▶ **Exercise data**:
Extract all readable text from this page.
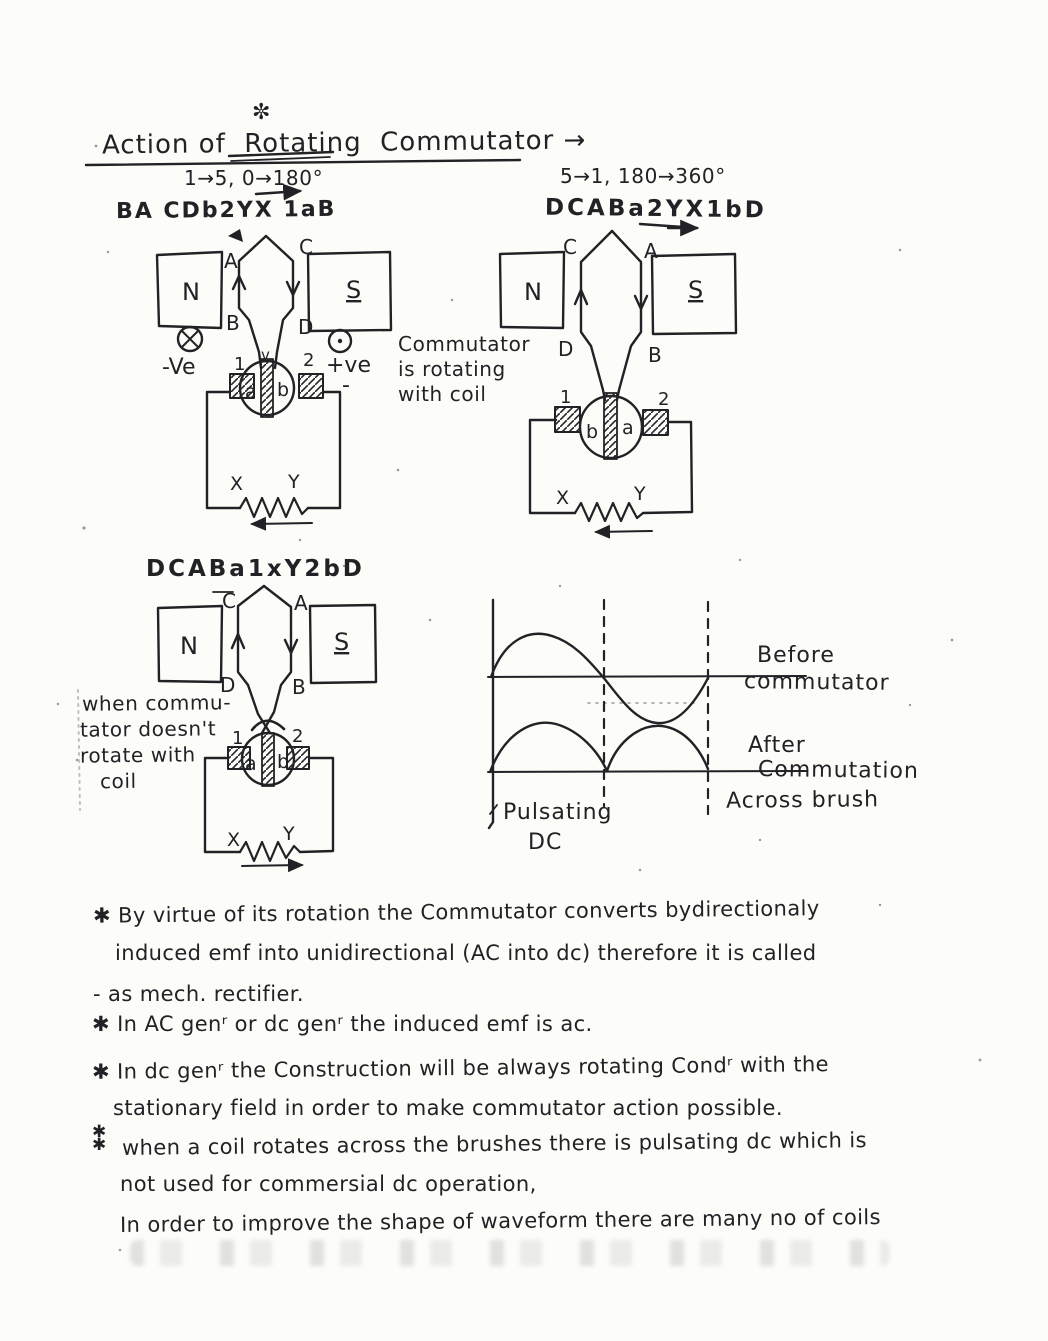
N	S
A
C
B	D
v
-Ve	+ve
-
1	2
a b
X Y
N	S
C	A
D	B
1	2
b a
X	Y
N	S
C	A
D	B
1	2
a b
X Y
✼
Action of Rotating Commutator →
1→5, 0→180°
BA CDb2YX 1aB
5→1, 180→360°
DCABa2YX1bD
DCABa1xY2bD
Commutator
is rotating
with coil
when commu-
tator doesn't
rotate with
coil
Before
commutator
After
Commutation
Across brush
Pulsating
DC
✱ By virtue of its rotation the Commutator converts bydirectionaly
induced emf into unidirectional (AC into dc) therefore it is called
- as mech. rectifier.
✱ In AC genʳ or dc genʳ the induced emf is ac.
✱ In dc genʳ the Construction will be always rotating Condʳ with the
stationary field in order to make commutator action possible.
✱✱ when a coil rotates across the brushes there is pulsating dc which is
not used for commersial dc operation,
In order to improve the shape of waveform there are many no of coils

▶ **Requirements**: Write out the listing above again, exactly, but with no pictures in the copy.

▶ **Reply**:
Extract all readable text from this page.
N	S
A
C
B	D
v
-Ve	+ve
-
1	2
a b
X Y
N	S
C	A
D	B
1	2
b a
X	Y
N	S
C	A
D	B
1	2
a b
X Y
✼
Action of Rotating Commutator →
1→5, 0→180°
BA CDb2YX 1aB
5→1, 180→360°
DCABa2YX1bD
DCABa1xY2bD
Commutator
is rotating
with coil
when commu-
tator doesn't
rotate with
coil
Before
commutator
After
Commutation
Across brush
Pulsating
DC
✱ By virtue of its rotation the Commutator converts bydirectionaly
induced emf into unidirectional (AC into dc) therefore it is called
- as mech. rectifier.
✱ In AC genʳ or dc genʳ the induced emf is ac.
✱ In dc genʳ the Construction will be always rotating Condʳ with the
stationary field in order to make commutator action possible.
✱✱ when a coil rotates across the brushes there is pulsating dc which is
not used for commersial dc operation,
In order to improve the shape of waveform there are many no of coils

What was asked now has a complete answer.